WHAT TO WORK ON:
Copy out the listing that follows, exactly, without its pictures.

Raw records:
***
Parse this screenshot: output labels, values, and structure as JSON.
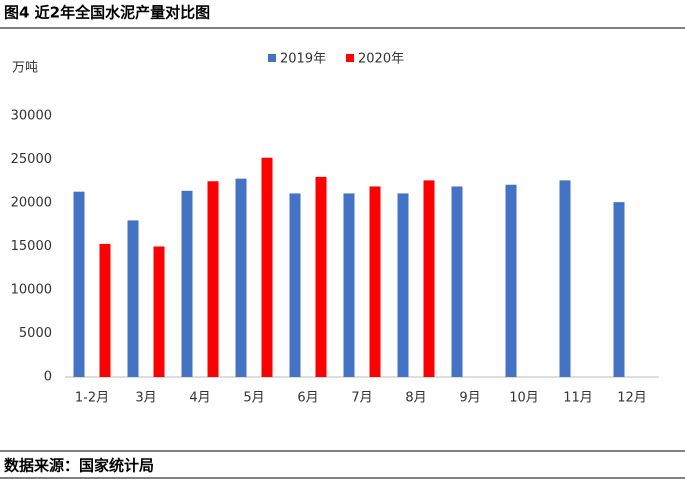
{
  "chart_data": {
    "type": "bar",
    "title": "图4 近2年全国水泥产量对比图",
    "y_label": "万吨",
    "source": "数据来源：国家统计局",
    "categories": [
      "1-2月",
      "3月",
      "4月",
      "5月",
      "6月",
      "7月",
      "8月",
      "9月",
      "10月",
      "11月",
      "12月"
    ],
    "series": [
      {
        "name": "2019年",
        "color": "#4472c4",
        "values": [
          21300,
          18000,
          21400,
          22800,
          21100,
          21100,
          21100,
          21900,
          22100,
          22600,
          20100
        ]
      },
      {
        "name": "2020年",
        "color": "#ff0000",
        "values": [
          15300,
          15000,
          22500,
          25200,
          23000,
          21900,
          22600,
          null,
          null,
          null,
          null
        ]
      }
    ],
    "ylim": [
      0,
      30000
    ],
    "yticks": [
      0,
      5000,
      10000,
      15000,
      20000,
      25000,
      30000
    ],
    "grid": false,
    "legend": "top"
  }
}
***
THE RESULT:
Parse this screenshot: output labels, values, and structure as JSON.
{
  "chart_data": {
    "type": "bar",
    "title": "图4 近2年全国水泥产量对比图",
    "y_label": "万吨",
    "source": "数据来源：国家统计局",
    "categories": [
      "1-2月",
      "3月",
      "4月",
      "5月",
      "6月",
      "7月",
      "8月",
      "9月",
      "10月",
      "11月",
      "12月"
    ],
    "series": [
      {
        "name": "2019年",
        "color": "#4472c4",
        "values": [
          21300,
          18000,
          21400,
          22800,
          21100,
          21100,
          21100,
          21900,
          22100,
          22600,
          20100
        ]
      },
      {
        "name": "2020年",
        "color": "#ff0000",
        "values": [
          15300,
          15000,
          22500,
          25200,
          23000,
          21900,
          22600,
          null,
          null,
          null,
          null
        ]
      }
    ],
    "ylim": [
      0,
      30000
    ],
    "yticks": [
      0,
      5000,
      10000,
      15000,
      20000,
      25000,
      30000
    ],
    "grid": false,
    "legend": "top"
  }
}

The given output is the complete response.